> [TEXT EXCERPT]
•••
Turow is niet alleen voorzitter van de Amerikaanse Author's Guild, hij is ook de uitvinder van de legal thriller. Zijn roman Presumed Innocent is 100.000-en keren over de toonbank gegaan. Quin haalt een aantal interessante uitspraken van Turow aan.

Concentration is not good for authors in many ways because it reduces competition, Turow explained. “Major publishers have all locked-arms on a new royalty rate for e-books, which is roughly half of what authors would receive on the traditional sale of books.”.

Unfortunately it seems this type of downstream squeezing is the new normal. But how are we going to get authors to create the content that we want at the levels we want if they are not going to be able to enjoy the fruits of their endeavors? Again, if you are honest, realize there are only 24 hours in the day and are competent at basic math you have to appreciate that squeezing content creators is little different than stripping rights altogether. Squeezing the artists will mean less art. Sure, the top tier authors will be fine, but what about the far more numerous authors who make a living but will never enjoy mega-success?
•••
> [DIRECTIVE 1]
In the excerpt on author royalties, list every condition named in the sentence that begins "Again, if you are honest".
> [DIRECTIVE 2]
Reproduce the passage of the excerpt on author royalties that begins at the words "Turow is niet" and stops after "van Turow aan.".
•••
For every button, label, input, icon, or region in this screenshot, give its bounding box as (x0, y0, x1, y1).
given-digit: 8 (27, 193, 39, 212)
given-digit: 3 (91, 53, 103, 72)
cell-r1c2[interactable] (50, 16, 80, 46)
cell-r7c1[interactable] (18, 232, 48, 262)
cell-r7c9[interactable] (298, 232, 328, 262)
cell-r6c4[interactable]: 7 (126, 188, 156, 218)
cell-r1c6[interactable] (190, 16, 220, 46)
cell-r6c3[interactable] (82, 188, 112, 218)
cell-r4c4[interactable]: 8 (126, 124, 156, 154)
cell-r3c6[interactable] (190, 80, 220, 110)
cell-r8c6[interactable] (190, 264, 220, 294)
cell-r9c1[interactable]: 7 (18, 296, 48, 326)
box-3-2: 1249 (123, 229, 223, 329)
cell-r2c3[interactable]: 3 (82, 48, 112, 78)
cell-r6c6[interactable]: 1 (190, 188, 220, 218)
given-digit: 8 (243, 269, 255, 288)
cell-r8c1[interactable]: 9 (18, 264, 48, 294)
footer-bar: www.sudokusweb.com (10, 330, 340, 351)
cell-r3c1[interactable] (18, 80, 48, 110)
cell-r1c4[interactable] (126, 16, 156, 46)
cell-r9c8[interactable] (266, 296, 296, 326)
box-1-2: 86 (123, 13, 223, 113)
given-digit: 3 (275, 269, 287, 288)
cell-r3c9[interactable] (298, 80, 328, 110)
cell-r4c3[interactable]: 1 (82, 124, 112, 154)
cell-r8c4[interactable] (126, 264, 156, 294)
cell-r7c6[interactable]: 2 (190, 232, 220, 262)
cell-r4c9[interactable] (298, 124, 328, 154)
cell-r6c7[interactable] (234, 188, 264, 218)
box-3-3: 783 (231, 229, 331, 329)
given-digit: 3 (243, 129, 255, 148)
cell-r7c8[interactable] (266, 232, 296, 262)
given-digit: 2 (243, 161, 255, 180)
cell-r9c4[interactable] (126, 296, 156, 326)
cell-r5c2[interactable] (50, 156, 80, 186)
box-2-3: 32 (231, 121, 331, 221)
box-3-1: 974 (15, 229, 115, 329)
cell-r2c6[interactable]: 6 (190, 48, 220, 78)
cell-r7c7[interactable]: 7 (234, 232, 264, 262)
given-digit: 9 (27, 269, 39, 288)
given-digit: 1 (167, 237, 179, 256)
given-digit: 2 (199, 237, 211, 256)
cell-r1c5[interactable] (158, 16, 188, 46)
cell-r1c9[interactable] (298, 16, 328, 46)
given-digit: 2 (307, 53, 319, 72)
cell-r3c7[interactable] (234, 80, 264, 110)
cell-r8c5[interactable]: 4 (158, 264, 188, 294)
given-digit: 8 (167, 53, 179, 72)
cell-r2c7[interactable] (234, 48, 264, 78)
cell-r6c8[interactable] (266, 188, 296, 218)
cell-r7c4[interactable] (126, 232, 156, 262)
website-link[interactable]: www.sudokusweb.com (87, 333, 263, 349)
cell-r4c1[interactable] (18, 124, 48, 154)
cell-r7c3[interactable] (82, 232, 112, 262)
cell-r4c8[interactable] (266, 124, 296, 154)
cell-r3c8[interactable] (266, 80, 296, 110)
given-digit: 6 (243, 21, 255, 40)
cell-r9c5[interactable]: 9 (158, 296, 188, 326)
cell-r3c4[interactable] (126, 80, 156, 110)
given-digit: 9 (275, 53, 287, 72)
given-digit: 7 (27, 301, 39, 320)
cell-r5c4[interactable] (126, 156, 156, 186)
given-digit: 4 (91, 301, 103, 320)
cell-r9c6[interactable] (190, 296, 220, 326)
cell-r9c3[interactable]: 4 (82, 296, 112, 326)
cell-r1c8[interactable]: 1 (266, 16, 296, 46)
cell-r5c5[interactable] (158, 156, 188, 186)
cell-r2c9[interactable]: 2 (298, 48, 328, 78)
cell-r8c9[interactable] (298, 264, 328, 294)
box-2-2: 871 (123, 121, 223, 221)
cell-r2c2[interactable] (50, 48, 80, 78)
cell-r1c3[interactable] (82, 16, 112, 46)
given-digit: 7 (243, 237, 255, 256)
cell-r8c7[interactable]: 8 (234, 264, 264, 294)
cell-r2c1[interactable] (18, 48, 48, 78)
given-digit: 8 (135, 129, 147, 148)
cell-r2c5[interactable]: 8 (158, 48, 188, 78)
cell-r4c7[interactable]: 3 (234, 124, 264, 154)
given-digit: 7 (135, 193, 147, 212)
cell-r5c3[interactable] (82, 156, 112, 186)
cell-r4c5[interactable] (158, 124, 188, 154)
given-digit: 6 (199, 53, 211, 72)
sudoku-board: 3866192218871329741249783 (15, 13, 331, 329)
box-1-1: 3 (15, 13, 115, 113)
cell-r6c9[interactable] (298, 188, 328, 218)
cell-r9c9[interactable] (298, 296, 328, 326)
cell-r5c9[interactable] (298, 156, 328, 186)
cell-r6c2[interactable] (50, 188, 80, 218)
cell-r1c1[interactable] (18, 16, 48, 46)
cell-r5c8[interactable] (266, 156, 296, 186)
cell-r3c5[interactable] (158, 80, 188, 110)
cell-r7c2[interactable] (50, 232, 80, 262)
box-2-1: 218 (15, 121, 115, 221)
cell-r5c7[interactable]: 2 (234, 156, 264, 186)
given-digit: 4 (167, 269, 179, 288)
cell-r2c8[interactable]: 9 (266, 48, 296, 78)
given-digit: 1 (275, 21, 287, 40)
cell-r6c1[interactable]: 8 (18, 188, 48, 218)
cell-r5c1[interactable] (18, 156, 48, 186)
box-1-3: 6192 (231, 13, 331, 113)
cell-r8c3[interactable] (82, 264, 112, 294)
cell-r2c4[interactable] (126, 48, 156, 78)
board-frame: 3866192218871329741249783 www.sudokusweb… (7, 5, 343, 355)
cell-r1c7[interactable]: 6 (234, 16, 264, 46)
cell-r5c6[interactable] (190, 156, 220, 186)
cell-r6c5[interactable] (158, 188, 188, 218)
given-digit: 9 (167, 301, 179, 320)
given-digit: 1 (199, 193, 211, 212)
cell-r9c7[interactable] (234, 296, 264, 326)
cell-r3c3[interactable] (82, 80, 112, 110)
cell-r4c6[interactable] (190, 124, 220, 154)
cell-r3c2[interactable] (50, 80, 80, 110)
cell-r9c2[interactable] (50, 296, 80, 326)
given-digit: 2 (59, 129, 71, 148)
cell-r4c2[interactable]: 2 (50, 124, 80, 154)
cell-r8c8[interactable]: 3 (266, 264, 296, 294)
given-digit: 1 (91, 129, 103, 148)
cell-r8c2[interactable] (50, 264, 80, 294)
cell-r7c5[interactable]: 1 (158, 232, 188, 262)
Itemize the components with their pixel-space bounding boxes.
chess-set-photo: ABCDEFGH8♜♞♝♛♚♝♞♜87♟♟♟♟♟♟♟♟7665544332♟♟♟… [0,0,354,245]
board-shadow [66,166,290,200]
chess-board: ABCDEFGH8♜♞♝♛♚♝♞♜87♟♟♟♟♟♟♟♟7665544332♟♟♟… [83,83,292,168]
•••
> [REPLY 1]
- you are honest
- realize there are only 24 hours in the day
- are competent at basic math

> [REPLY 2]
Turow is niet alleen voorzitter van de Amerikaanse Author's Guild, hij is ook de uitvinder van de legal thriller. Zijn roman Presumed Innocent is 100.000-en keren over de toonbank gegaan. Quin haalt een aantal interessante uitspraken van Turow aan.